Repeat every record below exactly, omitting any pictures.

---

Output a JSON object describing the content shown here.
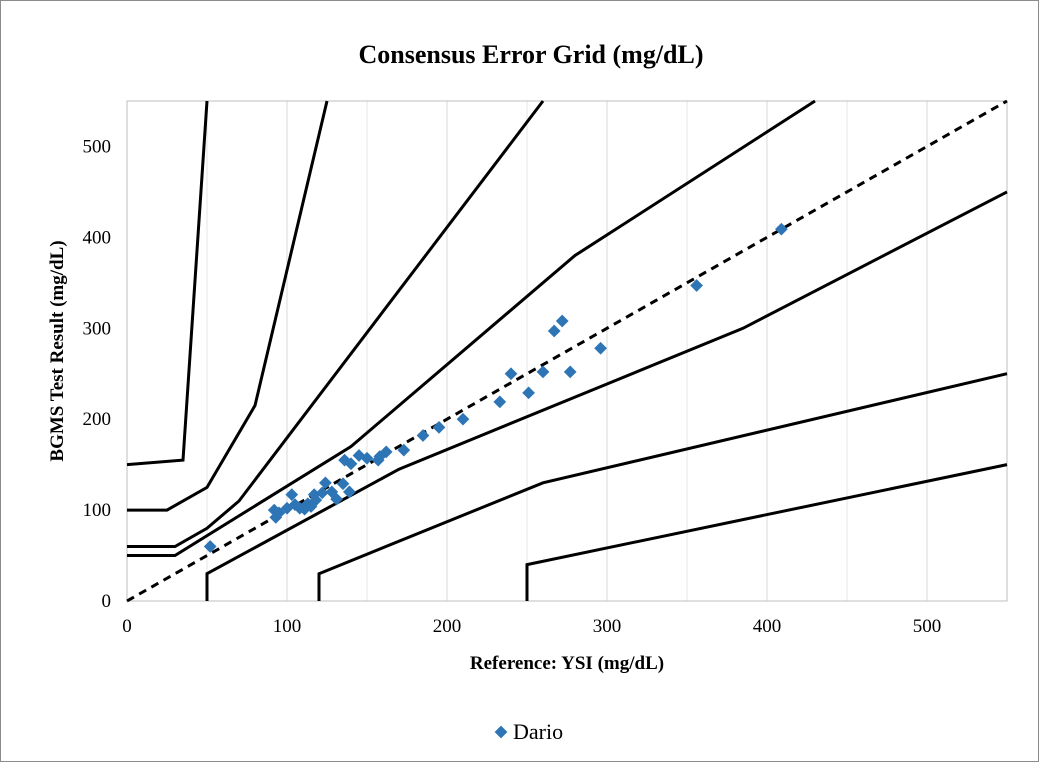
{
  "chart_data": {
    "type": "scatter",
    "title": "Consensus Error Grid (mg/dL)",
    "xlabel": "Reference: YSI (mg/dL)",
    "ylabel": "BGMS Test Result (mg/dL)",
    "xlim": [
      0,
      550
    ],
    "ylim": [
      0,
      550
    ],
    "x_ticks": [
      0,
      100,
      200,
      300,
      400,
      500
    ],
    "y_ticks": [
      0,
      100,
      200,
      300,
      400,
      500
    ],
    "x_grid": true,
    "y_grid": false,
    "legend_position": "bottom",
    "identity_line": {
      "style": "dashed",
      "points": [
        [
          0,
          0
        ],
        [
          550,
          550
        ]
      ]
    },
    "zone_lines": [
      {
        "points": [
          [
            0,
            150
          ],
          [
            35,
            155
          ],
          [
            50,
            550
          ]
        ]
      },
      {
        "points": [
          [
            0,
            100
          ],
          [
            25,
            100
          ],
          [
            50,
            125
          ],
          [
            80,
            215
          ],
          [
            125,
            550
          ]
        ]
      },
      {
        "points": [
          [
            0,
            60
          ],
          [
            30,
            60
          ],
          [
            50,
            80
          ],
          [
            70,
            110
          ],
          [
            260,
            550
          ]
        ]
      },
      {
        "points": [
          [
            0,
            50
          ],
          [
            30,
            50
          ],
          [
            140,
            170
          ],
          [
            280,
            380
          ],
          [
            430,
            550
          ]
        ]
      },
      {
        "points": [
          [
            50,
            0
          ],
          [
            50,
            30
          ],
          [
            170,
            145
          ],
          [
            385,
            300
          ],
          [
            550,
            450
          ]
        ]
      },
      {
        "points": [
          [
            120,
            0
          ],
          [
            120,
            30
          ],
          [
            260,
            130
          ],
          [
            550,
            250
          ]
        ]
      },
      {
        "points": [
          [
            250,
            0
          ],
          [
            250,
            40
          ],
          [
            550,
            150
          ]
        ]
      }
    ],
    "series": [
      {
        "name": "Dario",
        "color": "#2E75B6",
        "points": [
          [
            52,
            60
          ],
          [
            92,
            100
          ],
          [
            93,
            92
          ],
          [
            95,
            97
          ],
          [
            100,
            102
          ],
          [
            103,
            117
          ],
          [
            105,
            106
          ],
          [
            108,
            102
          ],
          [
            111,
            101
          ],
          [
            113,
            107
          ],
          [
            115,
            104
          ],
          [
            117,
            117
          ],
          [
            118,
            111
          ],
          [
            122,
            119
          ],
          [
            124,
            130
          ],
          [
            128,
            120
          ],
          [
            131,
            112
          ],
          [
            135,
            129
          ],
          [
            136,
            155
          ],
          [
            139,
            120
          ],
          [
            140,
            151
          ],
          [
            145,
            160
          ],
          [
            150,
            157
          ],
          [
            157,
            155
          ],
          [
            158,
            159
          ],
          [
            162,
            164
          ],
          [
            173,
            166
          ],
          [
            185,
            182
          ],
          [
            195,
            191
          ],
          [
            210,
            200
          ],
          [
            233,
            219
          ],
          [
            240,
            250
          ],
          [
            251,
            229
          ],
          [
            260,
            252
          ],
          [
            267,
            297
          ],
          [
            272,
            308
          ],
          [
            277,
            252
          ],
          [
            296,
            278
          ],
          [
            356,
            347
          ],
          [
            409,
            409
          ]
        ]
      }
    ]
  }
}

---

Response to the task:
Output a JSON object describing the content shown here.
{
  "chart_data": {
    "type": "scatter",
    "title": "Consensus Error Grid (mg/dL)",
    "xlabel": "Reference: YSI (mg/dL)",
    "ylabel": "BGMS Test Result (mg/dL)",
    "xlim": [
      0,
      550
    ],
    "ylim": [
      0,
      550
    ],
    "x_ticks": [
      0,
      100,
      200,
      300,
      400,
      500
    ],
    "y_ticks": [
      0,
      100,
      200,
      300,
      400,
      500
    ],
    "x_grid": true,
    "y_grid": false,
    "legend_position": "bottom",
    "identity_line": {
      "style": "dashed",
      "points": [
        [
          0,
          0
        ],
        [
          550,
          550
        ]
      ]
    },
    "zone_lines": [
      {
        "points": [
          [
            0,
            150
          ],
          [
            35,
            155
          ],
          [
            50,
            550
          ]
        ]
      },
      {
        "points": [
          [
            0,
            100
          ],
          [
            25,
            100
          ],
          [
            50,
            125
          ],
          [
            80,
            215
          ],
          [
            125,
            550
          ]
        ]
      },
      {
        "points": [
          [
            0,
            60
          ],
          [
            30,
            60
          ],
          [
            50,
            80
          ],
          [
            70,
            110
          ],
          [
            260,
            550
          ]
        ]
      },
      {
        "points": [
          [
            0,
            50
          ],
          [
            30,
            50
          ],
          [
            140,
            170
          ],
          [
            280,
            380
          ],
          [
            430,
            550
          ]
        ]
      },
      {
        "points": [
          [
            50,
            0
          ],
          [
            50,
            30
          ],
          [
            170,
            145
          ],
          [
            385,
            300
          ],
          [
            550,
            450
          ]
        ]
      },
      {
        "points": [
          [
            120,
            0
          ],
          [
            120,
            30
          ],
          [
            260,
            130
          ],
          [
            550,
            250
          ]
        ]
      },
      {
        "points": [
          [
            250,
            0
          ],
          [
            250,
            40
          ],
          [
            550,
            150
          ]
        ]
      }
    ],
    "series": [
      {
        "name": "Dario",
        "color": "#2E75B6",
        "points": [
          [
            52,
            60
          ],
          [
            92,
            100
          ],
          [
            93,
            92
          ],
          [
            95,
            97
          ],
          [
            100,
            102
          ],
          [
            103,
            117
          ],
          [
            105,
            106
          ],
          [
            108,
            102
          ],
          [
            111,
            101
          ],
          [
            113,
            107
          ],
          [
            115,
            104
          ],
          [
            117,
            117
          ],
          [
            118,
            111
          ],
          [
            122,
            119
          ],
          [
            124,
            130
          ],
          [
            128,
            120
          ],
          [
            131,
            112
          ],
          [
            135,
            129
          ],
          [
            136,
            155
          ],
          [
            139,
            120
          ],
          [
            140,
            151
          ],
          [
            145,
            160
          ],
          [
            150,
            157
          ],
          [
            157,
            155
          ],
          [
            158,
            159
          ],
          [
            162,
            164
          ],
          [
            173,
            166
          ],
          [
            185,
            182
          ],
          [
            195,
            191
          ],
          [
            210,
            200
          ],
          [
            233,
            219
          ],
          [
            240,
            250
          ],
          [
            251,
            229
          ],
          [
            260,
            252
          ],
          [
            267,
            297
          ],
          [
            272,
            308
          ],
          [
            277,
            252
          ],
          [
            296,
            278
          ],
          [
            356,
            347
          ],
          [
            409,
            409
          ]
        ]
      }
    ]
  }
}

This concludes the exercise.